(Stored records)
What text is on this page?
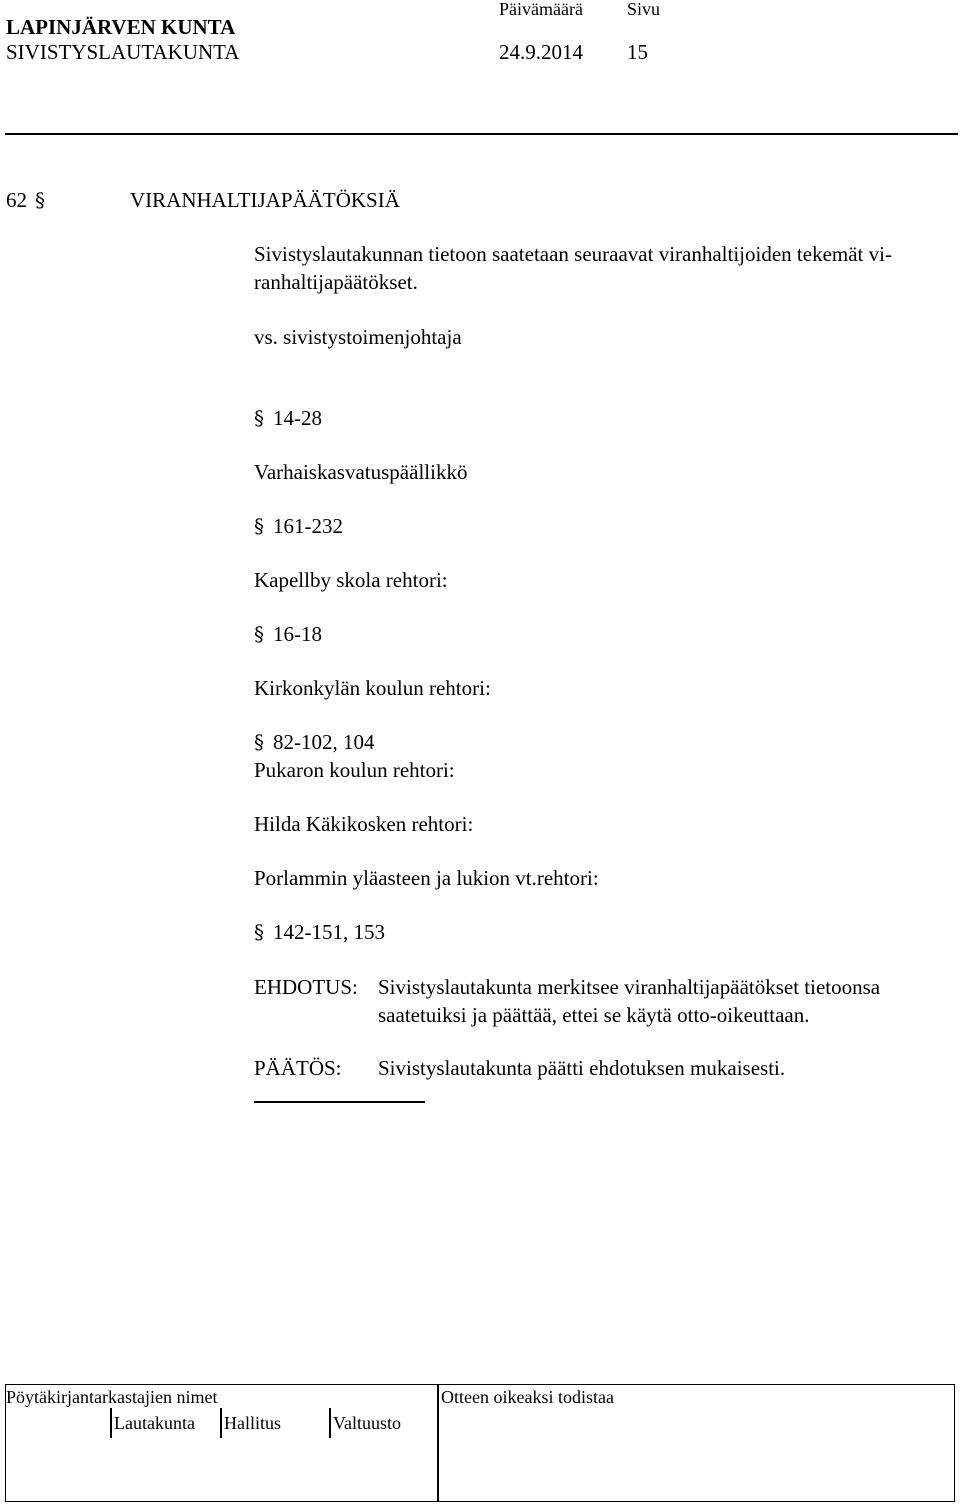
LAPINJÄRVEN KUNTA
SIVISTYSLAUTAKUNTA
Päivämäärä Sivu
24.9.2014 15
62 §	VIRANHALTIJAPÄÄTÖKSIÄ
Sivistyslautakunnan tietoon saatetaan seuraavat viranhaltijoiden tekemät vi-
ranhaltijapäätökset.
vs. sivistystoimenjohtaja
§ 14-28
Varhaiskasvatuspäällikkö
§ 161-232
Kapellby skola rehtori:
§ 16-18
Kirkonkylän koulun rehtori:
§ 82-102, 104
Pukaron koulun rehtori:
Hilda Käkikosken rehtori:
Porlammin yläasteen ja lukion vt.rehtori:
§ 142-151, 153
EHDOTUS: Sivistyslautakunta merkitsee viranhaltijapäätökset tietoonsa
saatetuiksi ja päättää, ettei se käytä otto-oikeuttaan.
PÄÄTÖS: Sivistyslautakunta päätti ehdotuksen mukaisesti.
Pöytäkirjantarkastajien nimet	Otteen oikeaksi todistaa
Lautakunta Hallitus	Valtuusto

▶ Set task
Output the lines above in full and exactly as given, omitting any pictures.

▶ Task response
What text is on this page?
LAPINJÄRVEN KUNTA
SIVISTYSLAUTAKUNTA
Päivämäärä Sivu
24.9.2014 15
62 §	VIRANHALTIJAPÄÄTÖKSIÄ
Sivistyslautakunnan tietoon saatetaan seuraavat viranhaltijoiden tekemät vi-
ranhaltijapäätökset.
vs. sivistystoimenjohtaja
§ 14-28
Varhaiskasvatuspäällikkö
§ 161-232
Kapellby skola rehtori:
§ 16-18
Kirkonkylän koulun rehtori:
§ 82-102, 104
Pukaron koulun rehtori:
Hilda Käkikosken rehtori:
Porlammin yläasteen ja lukion vt.rehtori:
§ 142-151, 153
EHDOTUS: Sivistyslautakunta merkitsee viranhaltijapäätökset tietoonsa
saatetuiksi ja päättää, ettei se käytä otto-oikeuttaan.
PÄÄTÖS: Sivistyslautakunta päätti ehdotuksen mukaisesti.
Pöytäkirjantarkastajien nimet	Otteen oikeaksi todistaa
Lautakunta Hallitus	Valtuusto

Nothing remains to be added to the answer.